(SOURCE):
Writer's block letter No. 2: Jan 14, 2008
A reader writes that I could welcome reader response, such as agreement, disagreement and personal examples. Absolutely right. On my blog I encourage discussion. Here, it's harder to get a conversation going, but I very much want to hear your responses to this letter, including ideas for improvement.
Another reader says: "I started writing!"
Writing with a partner (not really).
My newsletters are brief, and every one aims to give you a practical tip or a call to action. Feel free to read fast. Approx 600 words.
This won't be about me telling you to write with a partner. Many writers believe the mysterious alchemical process of creating has to be private, and I'm not here to argue with them. In fact, allowing writers to keep their work close to the chest is central to how I coach them. And perhaps your novel expresses your mind in a unique way. And so on.

(REQUIREMENTS):
1) Answer these questions using the writer's block newsletter:
(a) According to one reader, what kinds of reader response could the writer welcome?
(b) About how many words long is the letter?
(c) What does the writer say is central to how writers are coached?
2) Carry on writing the writer's block newsletter from the point where its text stops.
The lines after this sentence come from a different source than the newsletter.

(DATASET EXTRACT):
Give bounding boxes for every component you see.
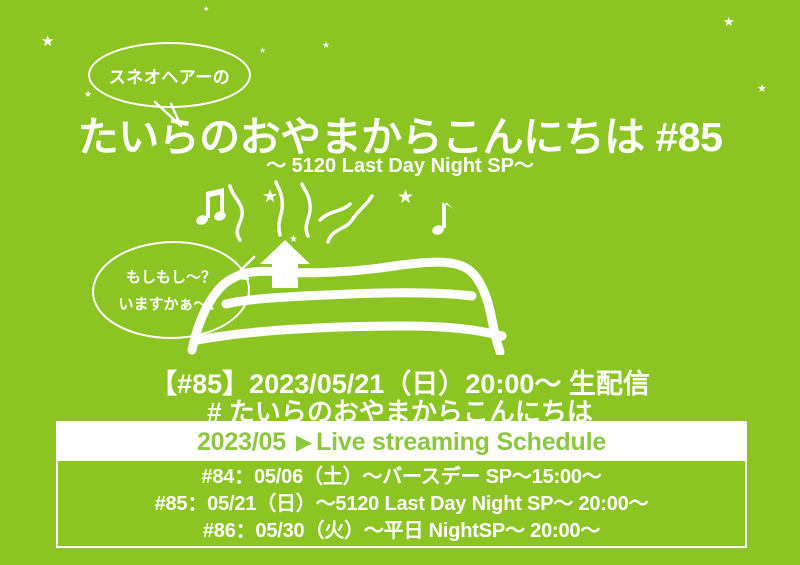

(ANSWERS TO THE PROBLEMS):
1)
(a) Agreement, disagreement and personal examples.
(b) About 600 words.
(c) Allowing writers to keep their work close to the chest.

2)
But co-authoring does have benefits. Look at the great teams like Billy Wilder and I. A. L. Diamond, or the Coen Brothers. So let's talk about teamwork as a way to talk about how and why people write. What would be the benefits of being on a team?
Well, here are four:
It gives you deadlines, and deadlines are Good Things. They bring that sense of urgency I was talking about last time.
It gives you accountability. If you turn up for a partnership session unprepared, it matters more than if you break some promise you made only to yourself.
It gives you the synergy and sparkling thrill of a good conversation. My own experience is that developing story ideas with a well-matched partner brings on that "Yes! That works!" moment several times a night, each of which would take me a week to reach on my own.
But most of all, I think, it gives you focus. When you meet with your partner you are probably going to write. You are probably not going to be tempted to surf the web or reorganize your underwear drawer alphabetically. You are going to write. That is what matters.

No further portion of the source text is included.